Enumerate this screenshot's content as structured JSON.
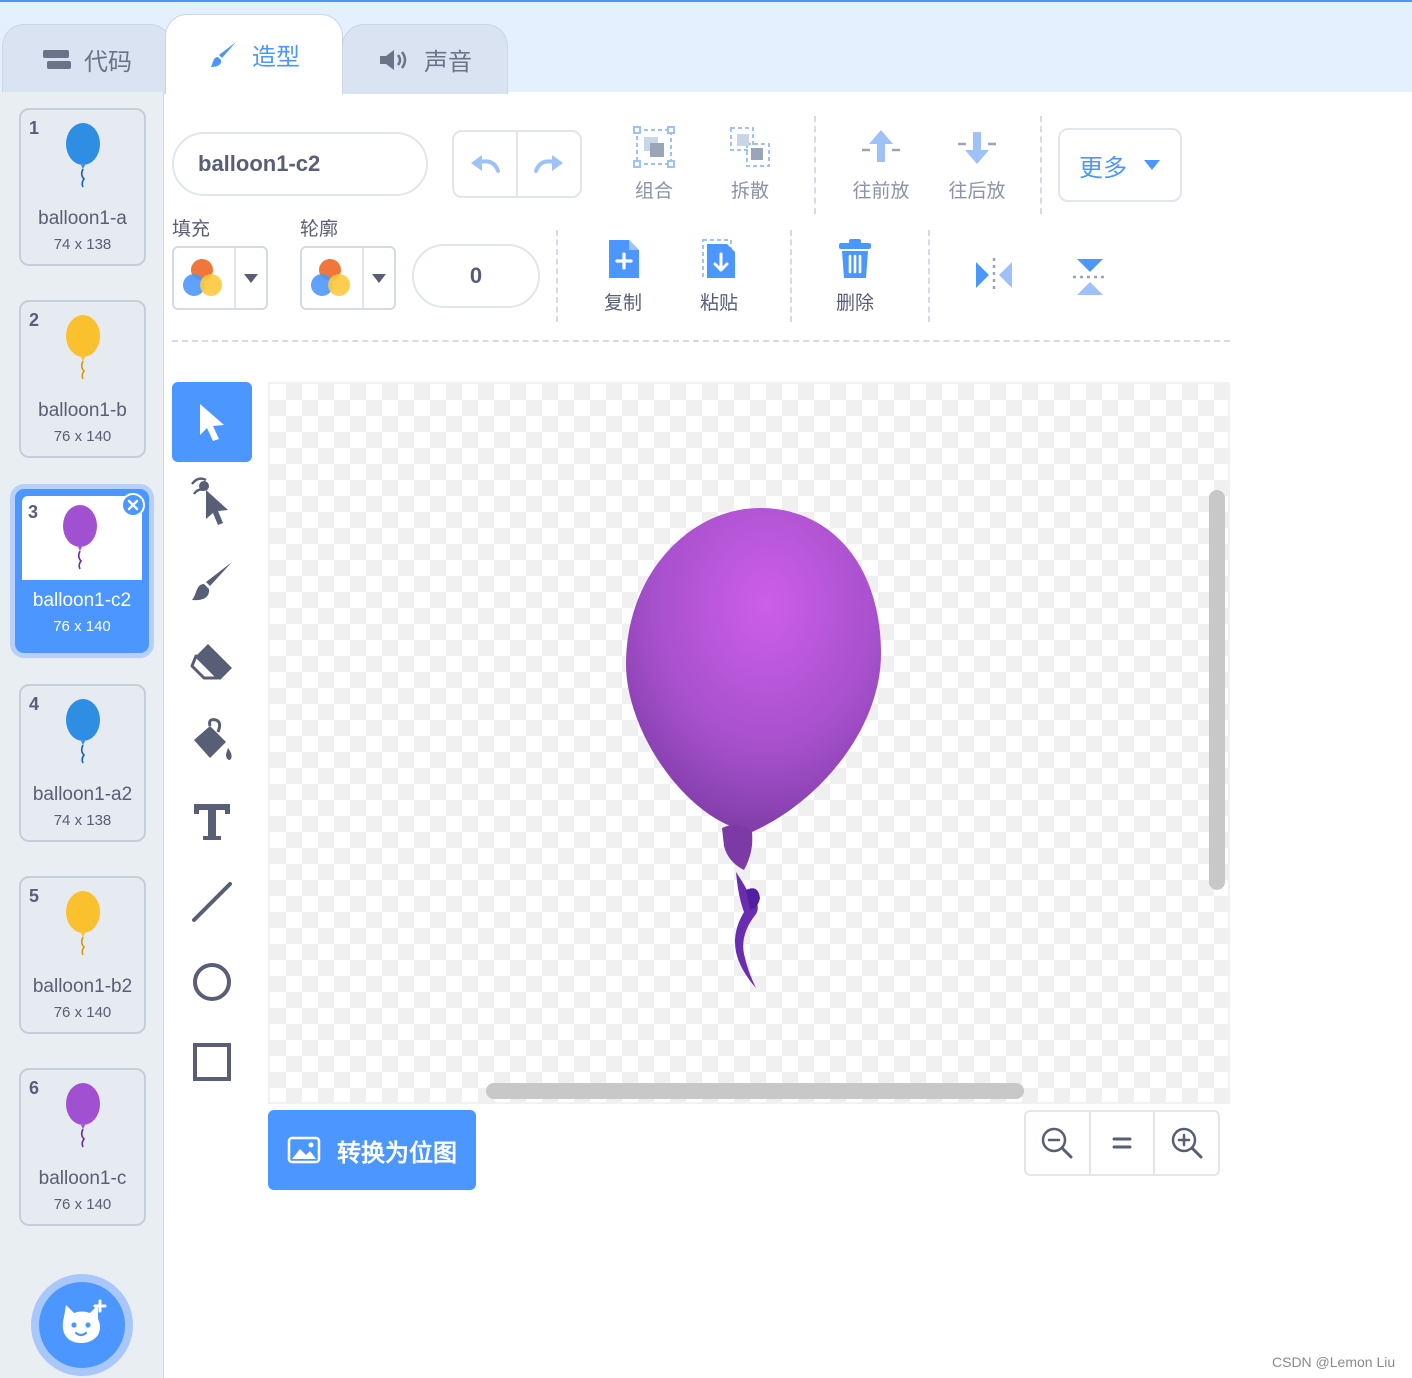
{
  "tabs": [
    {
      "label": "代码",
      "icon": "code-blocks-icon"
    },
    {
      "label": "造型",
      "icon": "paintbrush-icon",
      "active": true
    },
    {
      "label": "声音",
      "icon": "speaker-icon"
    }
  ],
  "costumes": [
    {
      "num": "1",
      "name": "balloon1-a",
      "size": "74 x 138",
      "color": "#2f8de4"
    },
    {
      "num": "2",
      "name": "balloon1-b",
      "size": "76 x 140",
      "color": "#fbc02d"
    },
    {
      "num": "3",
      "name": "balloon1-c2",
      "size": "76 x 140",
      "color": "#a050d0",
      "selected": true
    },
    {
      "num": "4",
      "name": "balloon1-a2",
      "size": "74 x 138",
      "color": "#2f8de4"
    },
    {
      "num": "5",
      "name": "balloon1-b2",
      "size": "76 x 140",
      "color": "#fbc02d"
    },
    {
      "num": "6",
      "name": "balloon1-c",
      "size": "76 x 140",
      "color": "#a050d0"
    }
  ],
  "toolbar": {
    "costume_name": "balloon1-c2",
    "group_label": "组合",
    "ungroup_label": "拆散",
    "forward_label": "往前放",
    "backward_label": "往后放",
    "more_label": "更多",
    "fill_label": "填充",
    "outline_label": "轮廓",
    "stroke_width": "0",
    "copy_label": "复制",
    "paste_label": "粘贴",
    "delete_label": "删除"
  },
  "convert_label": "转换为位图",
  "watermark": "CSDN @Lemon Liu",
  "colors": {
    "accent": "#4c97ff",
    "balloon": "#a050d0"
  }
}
++++++++++++++++++++
● **INSTRUCTIONS FOR THE TASK**
Scan the material above for the string "icon" and report each line where you find it.

● **TASK ANSWER**
      "icon": "code-blocks-icon"
      "icon": "paintbrush-icon",
      "icon": "speaker-icon"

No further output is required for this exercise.